● Direction
Where a line of the material contains the string "email", copy that line.

● Records provided
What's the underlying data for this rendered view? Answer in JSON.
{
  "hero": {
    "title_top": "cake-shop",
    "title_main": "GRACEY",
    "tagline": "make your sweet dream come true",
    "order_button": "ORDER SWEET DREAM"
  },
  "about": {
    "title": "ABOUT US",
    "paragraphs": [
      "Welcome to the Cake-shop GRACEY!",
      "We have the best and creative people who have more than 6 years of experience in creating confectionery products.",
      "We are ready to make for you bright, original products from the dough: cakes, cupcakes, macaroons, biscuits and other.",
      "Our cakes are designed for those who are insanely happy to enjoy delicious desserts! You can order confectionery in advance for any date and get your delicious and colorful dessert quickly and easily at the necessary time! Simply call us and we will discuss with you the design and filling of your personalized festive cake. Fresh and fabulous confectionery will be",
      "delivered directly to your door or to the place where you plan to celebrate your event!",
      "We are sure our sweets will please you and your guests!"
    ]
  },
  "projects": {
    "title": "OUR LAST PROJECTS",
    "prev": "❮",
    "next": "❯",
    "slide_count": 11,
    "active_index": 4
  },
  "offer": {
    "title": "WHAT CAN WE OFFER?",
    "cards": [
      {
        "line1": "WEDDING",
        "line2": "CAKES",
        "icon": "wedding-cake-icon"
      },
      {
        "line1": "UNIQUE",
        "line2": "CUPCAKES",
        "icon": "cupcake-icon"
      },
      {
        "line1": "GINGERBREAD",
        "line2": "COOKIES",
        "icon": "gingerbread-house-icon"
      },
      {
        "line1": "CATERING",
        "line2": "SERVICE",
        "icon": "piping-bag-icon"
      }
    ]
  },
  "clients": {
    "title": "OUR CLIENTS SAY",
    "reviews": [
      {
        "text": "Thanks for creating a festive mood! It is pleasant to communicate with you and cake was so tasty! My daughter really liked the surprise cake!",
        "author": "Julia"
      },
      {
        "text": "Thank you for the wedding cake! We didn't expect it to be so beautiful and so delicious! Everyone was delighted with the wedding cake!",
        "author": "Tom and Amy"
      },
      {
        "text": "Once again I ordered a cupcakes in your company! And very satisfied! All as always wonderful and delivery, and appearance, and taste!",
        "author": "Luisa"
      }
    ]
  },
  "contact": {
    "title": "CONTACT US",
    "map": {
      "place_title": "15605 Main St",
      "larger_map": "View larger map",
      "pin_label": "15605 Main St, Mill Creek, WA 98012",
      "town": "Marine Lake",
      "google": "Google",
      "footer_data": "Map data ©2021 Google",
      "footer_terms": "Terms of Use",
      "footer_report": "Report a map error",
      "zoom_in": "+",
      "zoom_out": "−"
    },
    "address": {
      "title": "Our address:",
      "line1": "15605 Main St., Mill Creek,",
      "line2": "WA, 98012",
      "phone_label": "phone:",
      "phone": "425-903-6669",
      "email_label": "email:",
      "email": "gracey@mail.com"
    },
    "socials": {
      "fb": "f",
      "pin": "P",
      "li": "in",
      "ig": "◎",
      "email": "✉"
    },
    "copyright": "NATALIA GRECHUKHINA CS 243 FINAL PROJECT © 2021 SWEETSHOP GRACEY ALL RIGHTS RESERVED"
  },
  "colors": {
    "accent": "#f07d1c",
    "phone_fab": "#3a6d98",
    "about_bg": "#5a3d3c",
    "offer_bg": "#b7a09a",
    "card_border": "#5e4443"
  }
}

● Answer for the task
      "email_label": "email:",
      "email": "gracey@mail.com"
      "email": "✉"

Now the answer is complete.